→ EXERCISE DIRECTIONS: Set down each line of the material that follows, exactly, with no pictures.

→ DATA ROWS:

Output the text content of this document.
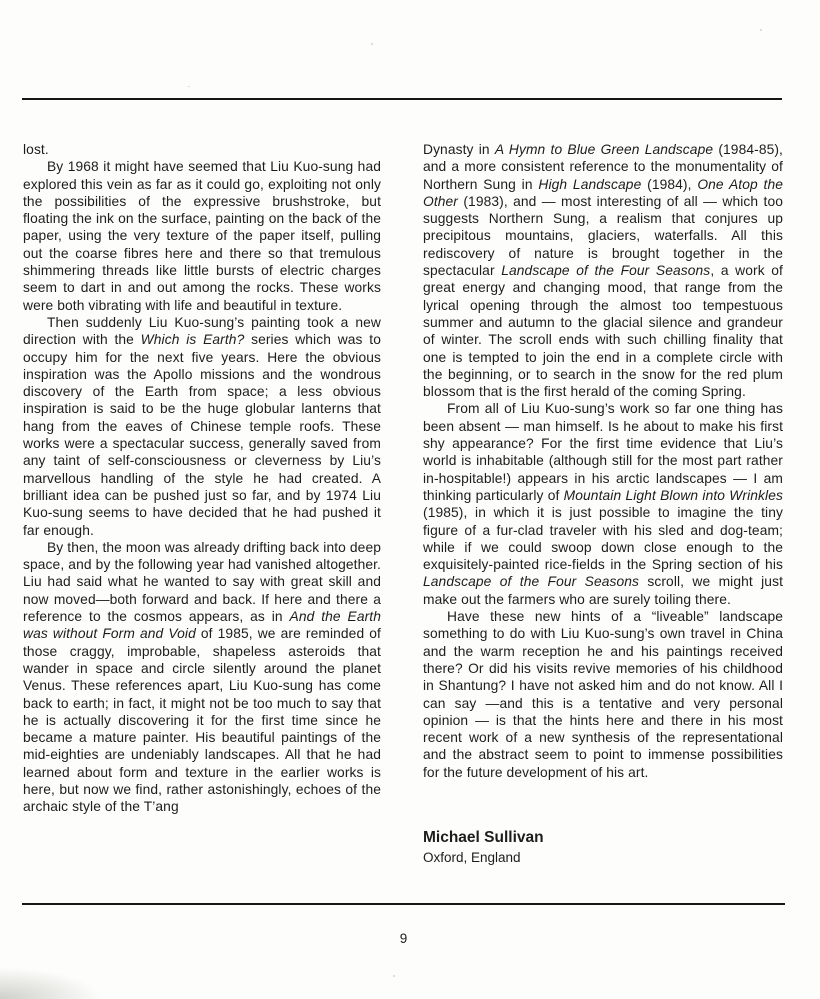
lost.

By 1968 it might have seemed that Liu Kuo-sung had explored this vein as far as it could go, exploiting not only the possibilities of the expressive brushstroke, but floating the ink on the surface, painting on the back of the paper, using the very texture of the paper itself, pulling out the coarse fibres here and there so that tremulous shimmering threads like little bursts of electric charges seem to dart in and out among the rocks. These works were both vibrating with life and beautiful in texture.

Then suddenly Liu Kuo-sung’s painting took a new direction with the Which is Earth? series which was to occupy him for the next five years. Here the obvious inspiration was the Apollo missions and the wondrous discovery of the Earth from space; a less obvious inspiration is said to be the huge globular lanterns that hang from the eaves of Chinese temple roofs. These works were a spectacular success, generally saved from any taint of self-consciousness or cleverness by Liu’s marvellous handling of the style he had created. A brilliant idea can be pushed just so far, and by 1974 Liu Kuo-sung seems to have decided that he had pushed it far enough.

By then, the moon was already drifting back into deep space, and by the following year had vanished altogether. Liu had said what he wanted to say with great skill and now moved—both forward and back. If here and there a reference to the cosmos appears, as in And the Earth was without Form and Void of 1985, we are reminded of those craggy, improbable, shapeless asteroids that wander in space and circle silently around the planet Venus. These references apart, Liu Kuo-sung has come back to earth; in fact, it might not be too much to say that he is actually discovering it for the first time since he became a mature painter. His beautiful paintings of the mid-eighties are undeniably landscapes. All that he had learned about form and texture in the earlier works is here, but now we find, rather astonishingly, echoes of the archaic style of the T’ang

Dynasty in A Hymn to Blue Green Landscape (1984-85), and a more consistent reference to the monumentality of Northern Sung in High Landscape (1984), One Atop the Other (1983), and — most interesting of all — which too suggests Northern Sung, a realism that conjures up precipitous mountains, glaciers, waterfalls. All this rediscovery of nature is brought together in the spectacular Landscape of the Four Seasons, a work of great energy and changing mood, that range from the lyrical opening through the almost too tempestuous summer and autumn to the glacial silence and grandeur of winter. The scroll ends with such chilling finality that one is tempted to join the end in a complete circle with the beginning, or to search in the snow for the red plum blossom that is the first herald of the coming Spring.

From all of Liu Kuo-sung’s work so far one thing has been absent — man himself. Is he about to make his first shy appearance? For the first time evidence that Liu’s world is inhabitable (although still for the most part rather in-hospitable!) appears in his arctic landscapes — I am thinking particularly of Mountain Light Blown into Wrinkles (1985), in which it is just possible to imagine the tiny figure of a fur-clad traveler with his sled and dog-team; while if we could swoop down close enough to the exquisitely-painted rice-fields in the Spring section of his Landscape of the Four Seasons scroll, we might just make out the farmers who are surely toiling there.

Have these new hints of a “liveable” landscape something to do with Liu Kuo-sung’s own travel in China and the warm reception he and his paintings received there? Or did his visits revive memories of his childhood in Shantung? I have not asked him and do not know. All I can say —and this is a tentative and very personal opinion — is that the hints here and there in his most recent work of a new synthesis of the representational and the abstract seem to point to immense possibilities for the future development of his art.

Michael Sullivan
Oxford, England
9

→ EXERCISE RESPONSE:
Output the text content of this document.
lost.

By 1968 it might have seemed that Liu Kuo-sung had explored this vein as far as it could go, exploiting not only the possibilities of the expressive brushstroke, but floating the ink on the surface, painting on the back of the paper, using the very texture of the paper itself, pulling out the coarse fibres here and there so that tremulous shimmering threads like little bursts of electric charges seem to dart in and out among the rocks. These works were both vibrating with life and beautiful in texture.

Then suddenly Liu Kuo-sung’s painting took a new direction with the Which is Earth? series which was to occupy him for the next five years. Here the obvious inspiration was the Apollo missions and the wondrous discovery of the Earth from space; a less obvious inspiration is said to be the huge globular lanterns that hang from the eaves of Chinese temple roofs. These works were a spectacular success, generally saved from any taint of self-consciousness or cleverness by Liu’s marvellous handling of the style he had created. A brilliant idea can be pushed just so far, and by 1974 Liu Kuo-sung seems to have decided that he had pushed it far enough.

By then, the moon was already drifting back into deep space, and by the following year had vanished altogether. Liu had said what he wanted to say with great skill and now moved—both forward and back. If here and there a reference to the cosmos appears, as in And the Earth was without Form and Void of 1985, we are reminded of those craggy, improbable, shapeless asteroids that wander in space and circle silently around the planet Venus. These references apart, Liu Kuo-sung has come back to earth; in fact, it might not be too much to say that he is actually discovering it for the first time since he became a mature painter. His beautiful paintings of the mid-eighties are undeniably landscapes. All that he had learned about form and texture in the earlier works is here, but now we find, rather astonishingly, echoes of the archaic style of the T’ang

Dynasty in A Hymn to Blue Green Landscape (1984-85), and a more consistent reference to the monumentality of Northern Sung in High Landscape (1984), One Atop the Other (1983), and — most interesting of all — which too suggests Northern Sung, a realism that conjures up precipitous mountains, glaciers, waterfalls. All this rediscovery of nature is brought together in the spectacular Landscape of the Four Seasons, a work of great energy and changing mood, that range from the lyrical opening through the almost too tempestuous summer and autumn to the glacial silence and grandeur of winter. The scroll ends with such chilling finality that one is tempted to join the end in a complete circle with the beginning, or to search in the snow for the red plum blossom that is the first herald of the coming Spring.

From all of Liu Kuo-sung’s work so far one thing has been absent — man himself. Is he about to make his first shy appearance? For the first time evidence that Liu’s world is inhabitable (although still for the most part rather in-hospitable!) appears in his arctic landscapes — I am thinking particularly of Mountain Light Blown into Wrinkles (1985), in which it is just possible to imagine the tiny figure of a fur-clad traveler with his sled and dog-team; while if we could swoop down close enough to the exquisitely-painted rice-fields in the Spring section of his Landscape of the Four Seasons scroll, we might just make out the farmers who are surely toiling there.

Have these new hints of a “liveable” landscape something to do with Liu Kuo-sung’s own travel in China and the warm reception he and his paintings received there? Or did his visits revive memories of his childhood in Shantung? I have not asked him and do not know. All I can say —and this is a tentative and very personal opinion — is that the hints here and there in his most recent work of a new synthesis of the representational and the abstract seem to point to immense possibilities for the future development of his art.

Michael Sullivan
Oxford, England
9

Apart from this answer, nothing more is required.